+++ Record set

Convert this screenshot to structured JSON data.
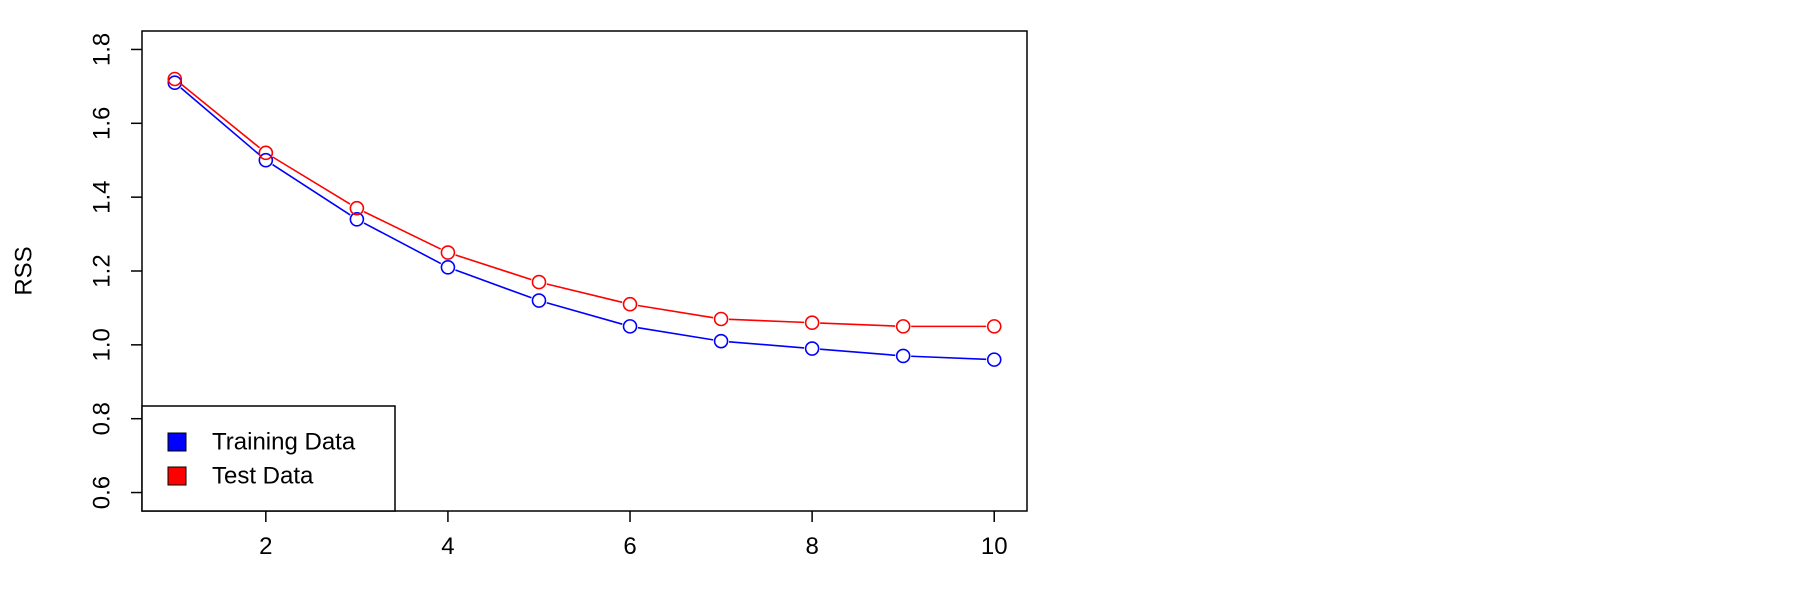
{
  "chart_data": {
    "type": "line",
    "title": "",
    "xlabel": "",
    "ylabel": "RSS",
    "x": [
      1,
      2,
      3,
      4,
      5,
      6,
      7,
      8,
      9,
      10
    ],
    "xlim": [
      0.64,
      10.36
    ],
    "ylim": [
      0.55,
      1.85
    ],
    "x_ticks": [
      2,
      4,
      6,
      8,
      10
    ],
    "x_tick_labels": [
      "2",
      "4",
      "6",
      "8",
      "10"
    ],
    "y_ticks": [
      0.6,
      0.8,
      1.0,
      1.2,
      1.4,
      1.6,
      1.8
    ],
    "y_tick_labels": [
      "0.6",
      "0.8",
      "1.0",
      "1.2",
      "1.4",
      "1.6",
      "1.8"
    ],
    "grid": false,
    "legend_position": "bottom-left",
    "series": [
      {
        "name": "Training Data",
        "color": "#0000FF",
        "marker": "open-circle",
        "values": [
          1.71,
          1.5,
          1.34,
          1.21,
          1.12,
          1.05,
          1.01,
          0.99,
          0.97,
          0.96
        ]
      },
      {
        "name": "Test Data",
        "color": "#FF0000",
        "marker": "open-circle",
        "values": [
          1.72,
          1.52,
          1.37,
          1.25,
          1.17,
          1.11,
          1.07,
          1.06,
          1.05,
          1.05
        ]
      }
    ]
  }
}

++++++

Task statement:
Every line above should be returned word for word, with the pictures left behind.

Expected answer:
Convert this screenshot to structured JSON data.
{
  "chart_data": {
    "type": "line",
    "title": "",
    "xlabel": "",
    "ylabel": "RSS",
    "x": [
      1,
      2,
      3,
      4,
      5,
      6,
      7,
      8,
      9,
      10
    ],
    "xlim": [
      0.64,
      10.36
    ],
    "ylim": [
      0.55,
      1.85
    ],
    "x_ticks": [
      2,
      4,
      6,
      8,
      10
    ],
    "x_tick_labels": [
      "2",
      "4",
      "6",
      "8",
      "10"
    ],
    "y_ticks": [
      0.6,
      0.8,
      1.0,
      1.2,
      1.4,
      1.6,
      1.8
    ],
    "y_tick_labels": [
      "0.6",
      "0.8",
      "1.0",
      "1.2",
      "1.4",
      "1.6",
      "1.8"
    ],
    "grid": false,
    "legend_position": "bottom-left",
    "series": [
      {
        "name": "Training Data",
        "color": "#0000FF",
        "marker": "open-circle",
        "values": [
          1.71,
          1.5,
          1.34,
          1.21,
          1.12,
          1.05,
          1.01,
          0.99,
          0.97,
          0.96
        ]
      },
      {
        "name": "Test Data",
        "color": "#FF0000",
        "marker": "open-circle",
        "values": [
          1.72,
          1.52,
          1.37,
          1.25,
          1.17,
          1.11,
          1.07,
          1.06,
          1.05,
          1.05
        ]
      }
    ]
  }
}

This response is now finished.